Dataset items
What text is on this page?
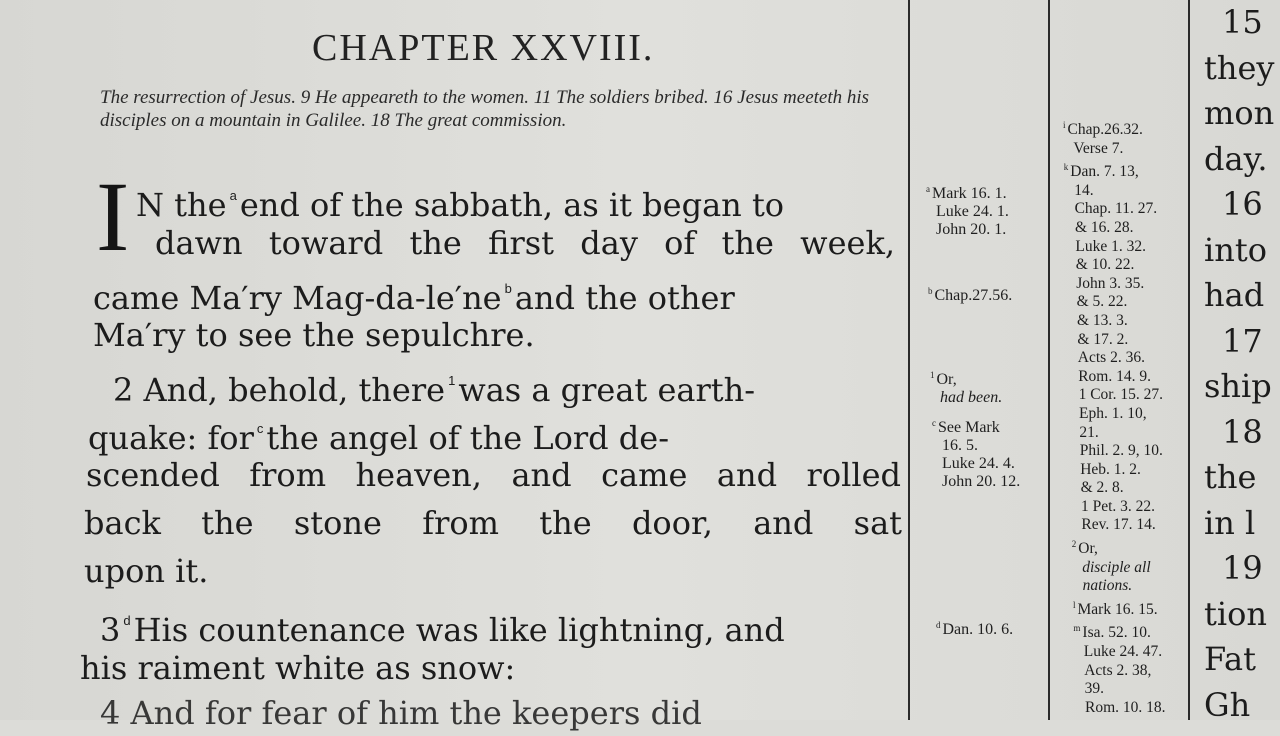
CHAPTER XXVIII.
The resurrection of Jesus. 9 He appeareth to the women. 11 The soldiers bribed. 16 Jesus meeteth his disciples on a mountain in Galilee. 18 The great commission.
I N the $^a$end of the sabbath, as it began to
dawn toward the first day of the week,
came Ma′ry Mag-da-le′ne $^b$and the other
Ma′ry to see the sepulchre.
2 And, behold, there $^1$was a great earth-
quake: for $^c$the angel of the Lord de-
scended from heaven, and came and rolled
back the stone from the door, and sat
upon it.
3 $^d$His countenance was like lightning, and
his raiment white as snow:
4 And for fear of him the keepers did
$^a$ Mark 16. 1.
Luke 24. 1.
John 20. 1.
$^b$ Chap.27.56.
$^1$ Or,
had been.
$^c$ See Mark
16. 5.
Luke 24. 4.
John 20. 12.
$^d$ Dan. 10. 6.
$^i$ Chap.26.32.
Verse 7.
$^k$ Dan. 7. 13,
14.
Chap. 11. 27.
& 16. 28.
Luke 1. 32.
& 10. 22.
John 3. 35.
& 5. 22.
& 13. 3.
& 17. 2.
Acts 2. 36.
Rom. 14. 9.
1 Cor. 15. 27.
Eph. 1. 10,
21.
Phil. 2. 9, 10.
Heb. 1. 2.
& 2. 8.
1 Pet. 3. 22.
Rev. 17. 14.
$^2$ Or,
disciple all
nations.
$^l$ Mark 16. 15.
$^m$ Isa. 52. 10.
Luke 24. 47.
Acts 2. 38,
39.
Rom. 10. 18.
15
they
mon
day.
16
into
had
17
ship
18
the
in l
19
tion
Fat
Gh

• What to do:
Reply with only the number of lines in the material above where the string "came" appears.

• Reply:
2